Task to carry out: Each line containing the word "name" must be reported.

--- START OF Data extract ---

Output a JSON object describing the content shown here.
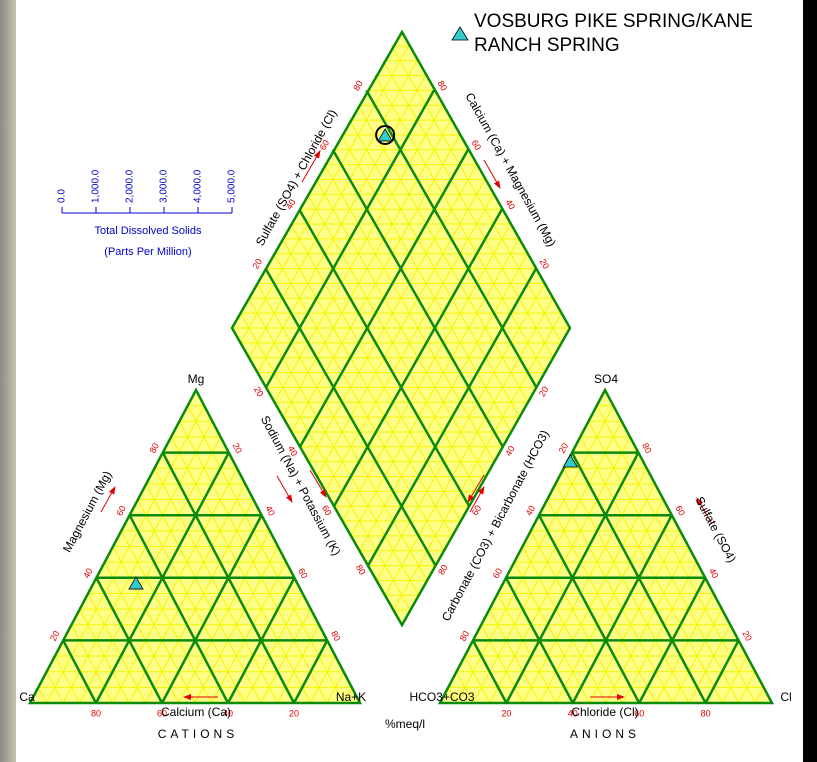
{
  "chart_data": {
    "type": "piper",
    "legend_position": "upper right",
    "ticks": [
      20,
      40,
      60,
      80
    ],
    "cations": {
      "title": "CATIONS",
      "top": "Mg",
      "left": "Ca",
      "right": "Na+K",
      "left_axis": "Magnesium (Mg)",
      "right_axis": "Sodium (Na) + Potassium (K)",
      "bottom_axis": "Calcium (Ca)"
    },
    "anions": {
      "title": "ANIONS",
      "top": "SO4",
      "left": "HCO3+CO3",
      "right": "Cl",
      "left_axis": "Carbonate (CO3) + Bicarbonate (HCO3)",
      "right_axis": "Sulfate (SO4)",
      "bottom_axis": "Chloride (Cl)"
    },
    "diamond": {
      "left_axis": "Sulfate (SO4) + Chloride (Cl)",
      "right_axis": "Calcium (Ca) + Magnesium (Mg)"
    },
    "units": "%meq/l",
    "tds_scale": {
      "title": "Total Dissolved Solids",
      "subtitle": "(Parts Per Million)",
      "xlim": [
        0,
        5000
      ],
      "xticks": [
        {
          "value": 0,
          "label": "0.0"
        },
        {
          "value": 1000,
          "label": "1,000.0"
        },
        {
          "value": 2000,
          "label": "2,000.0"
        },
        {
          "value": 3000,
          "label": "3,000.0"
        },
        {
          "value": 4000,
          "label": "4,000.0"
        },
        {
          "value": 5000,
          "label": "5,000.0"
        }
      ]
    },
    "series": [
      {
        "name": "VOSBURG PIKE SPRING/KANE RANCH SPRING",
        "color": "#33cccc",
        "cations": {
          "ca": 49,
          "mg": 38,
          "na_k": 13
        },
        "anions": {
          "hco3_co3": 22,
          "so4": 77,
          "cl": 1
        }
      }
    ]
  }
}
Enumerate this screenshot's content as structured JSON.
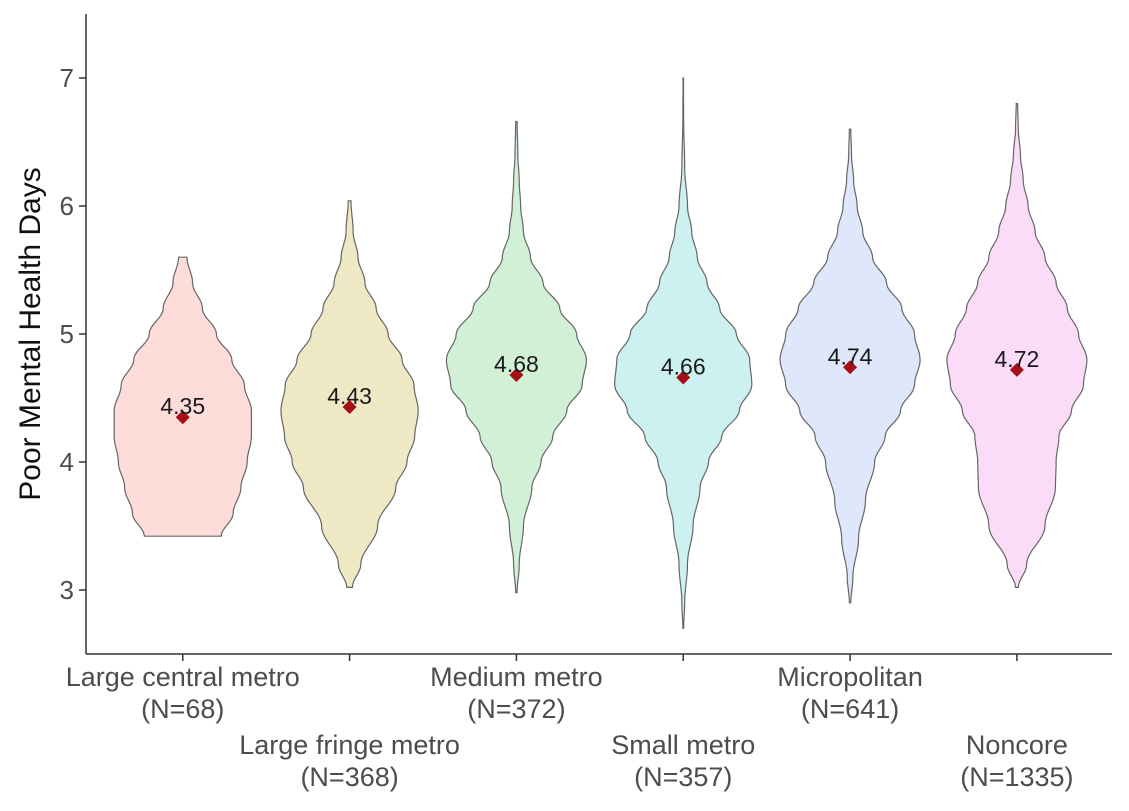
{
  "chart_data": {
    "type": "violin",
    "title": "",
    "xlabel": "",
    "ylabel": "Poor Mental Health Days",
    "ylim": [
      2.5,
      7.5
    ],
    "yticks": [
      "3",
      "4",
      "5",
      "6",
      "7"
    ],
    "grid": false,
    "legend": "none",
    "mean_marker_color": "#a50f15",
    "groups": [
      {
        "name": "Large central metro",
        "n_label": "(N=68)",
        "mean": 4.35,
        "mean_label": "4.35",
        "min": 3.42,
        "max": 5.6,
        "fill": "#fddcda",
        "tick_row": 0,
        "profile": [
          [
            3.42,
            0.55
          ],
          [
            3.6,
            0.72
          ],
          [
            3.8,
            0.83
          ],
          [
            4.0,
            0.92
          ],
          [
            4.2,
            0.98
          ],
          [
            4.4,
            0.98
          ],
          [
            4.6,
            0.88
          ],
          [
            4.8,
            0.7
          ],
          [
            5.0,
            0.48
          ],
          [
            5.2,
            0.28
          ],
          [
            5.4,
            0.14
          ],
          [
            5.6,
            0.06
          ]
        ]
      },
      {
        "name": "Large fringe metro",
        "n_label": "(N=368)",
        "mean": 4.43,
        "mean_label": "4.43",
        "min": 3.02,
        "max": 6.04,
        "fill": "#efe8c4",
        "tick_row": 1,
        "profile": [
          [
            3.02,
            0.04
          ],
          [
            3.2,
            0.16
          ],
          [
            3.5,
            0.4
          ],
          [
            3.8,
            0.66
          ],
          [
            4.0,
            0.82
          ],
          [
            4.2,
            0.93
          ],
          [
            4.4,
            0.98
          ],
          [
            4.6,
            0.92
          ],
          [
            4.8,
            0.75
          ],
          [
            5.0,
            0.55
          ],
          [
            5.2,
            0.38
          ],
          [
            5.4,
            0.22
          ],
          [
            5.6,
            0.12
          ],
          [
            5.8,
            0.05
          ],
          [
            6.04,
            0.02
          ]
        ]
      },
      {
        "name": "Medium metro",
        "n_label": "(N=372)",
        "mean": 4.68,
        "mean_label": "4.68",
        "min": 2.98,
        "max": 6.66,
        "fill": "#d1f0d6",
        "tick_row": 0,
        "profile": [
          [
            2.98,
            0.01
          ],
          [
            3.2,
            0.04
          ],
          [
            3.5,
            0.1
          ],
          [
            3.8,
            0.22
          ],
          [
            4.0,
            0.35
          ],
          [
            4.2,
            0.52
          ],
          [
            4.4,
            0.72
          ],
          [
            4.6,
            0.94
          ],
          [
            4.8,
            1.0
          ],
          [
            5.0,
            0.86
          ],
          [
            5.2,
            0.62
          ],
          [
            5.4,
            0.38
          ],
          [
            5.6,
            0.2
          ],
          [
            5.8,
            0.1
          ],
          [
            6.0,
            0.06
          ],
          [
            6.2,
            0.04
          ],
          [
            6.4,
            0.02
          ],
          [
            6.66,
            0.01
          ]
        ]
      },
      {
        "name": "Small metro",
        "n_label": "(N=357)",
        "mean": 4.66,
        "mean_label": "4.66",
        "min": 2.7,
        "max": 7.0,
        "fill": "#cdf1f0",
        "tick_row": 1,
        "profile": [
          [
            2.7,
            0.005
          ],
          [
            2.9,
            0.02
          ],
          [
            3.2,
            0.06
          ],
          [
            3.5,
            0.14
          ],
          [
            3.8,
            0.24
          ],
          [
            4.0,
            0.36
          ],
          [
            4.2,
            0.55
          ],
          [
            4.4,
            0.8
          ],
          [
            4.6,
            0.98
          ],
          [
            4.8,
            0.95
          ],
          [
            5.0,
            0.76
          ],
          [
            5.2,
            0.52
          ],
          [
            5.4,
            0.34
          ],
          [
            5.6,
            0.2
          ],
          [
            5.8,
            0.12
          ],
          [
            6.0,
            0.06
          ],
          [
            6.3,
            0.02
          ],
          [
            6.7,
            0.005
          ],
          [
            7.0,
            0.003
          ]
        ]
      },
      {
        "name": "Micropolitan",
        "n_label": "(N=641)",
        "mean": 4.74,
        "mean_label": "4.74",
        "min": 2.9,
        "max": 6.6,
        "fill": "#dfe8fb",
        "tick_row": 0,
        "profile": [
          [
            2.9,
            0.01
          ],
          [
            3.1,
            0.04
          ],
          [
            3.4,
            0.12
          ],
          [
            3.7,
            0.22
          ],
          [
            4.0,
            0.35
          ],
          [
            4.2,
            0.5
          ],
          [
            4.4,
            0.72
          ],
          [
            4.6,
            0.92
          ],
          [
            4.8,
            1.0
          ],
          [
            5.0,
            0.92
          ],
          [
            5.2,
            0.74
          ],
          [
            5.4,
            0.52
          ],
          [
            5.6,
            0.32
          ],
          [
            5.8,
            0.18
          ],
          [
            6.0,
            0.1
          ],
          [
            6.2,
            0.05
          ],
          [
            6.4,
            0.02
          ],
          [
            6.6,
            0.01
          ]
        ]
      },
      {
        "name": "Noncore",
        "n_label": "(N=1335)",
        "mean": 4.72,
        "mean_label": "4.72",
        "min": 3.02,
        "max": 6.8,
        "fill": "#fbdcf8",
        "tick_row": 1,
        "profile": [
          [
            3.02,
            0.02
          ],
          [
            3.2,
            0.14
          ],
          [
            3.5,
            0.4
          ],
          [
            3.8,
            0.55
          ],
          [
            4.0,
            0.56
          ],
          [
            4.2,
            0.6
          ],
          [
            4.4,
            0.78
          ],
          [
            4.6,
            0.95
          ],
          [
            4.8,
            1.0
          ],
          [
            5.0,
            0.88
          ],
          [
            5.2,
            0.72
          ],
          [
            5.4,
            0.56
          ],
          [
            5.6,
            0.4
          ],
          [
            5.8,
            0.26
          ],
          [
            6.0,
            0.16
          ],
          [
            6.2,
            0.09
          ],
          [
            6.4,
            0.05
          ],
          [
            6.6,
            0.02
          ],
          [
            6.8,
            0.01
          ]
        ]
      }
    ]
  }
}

--- END OF Data extract ---

Task answer:
        "name": "VOSBURG PIKE SPRING/KANE RANCH SPRING",
        "name": "Large central metro",
        "name": "Large fringe metro",
        "name": "Medium metro",
        "name": "Small metro",
        "name": "Micropolitan",
        "name": "Noncore",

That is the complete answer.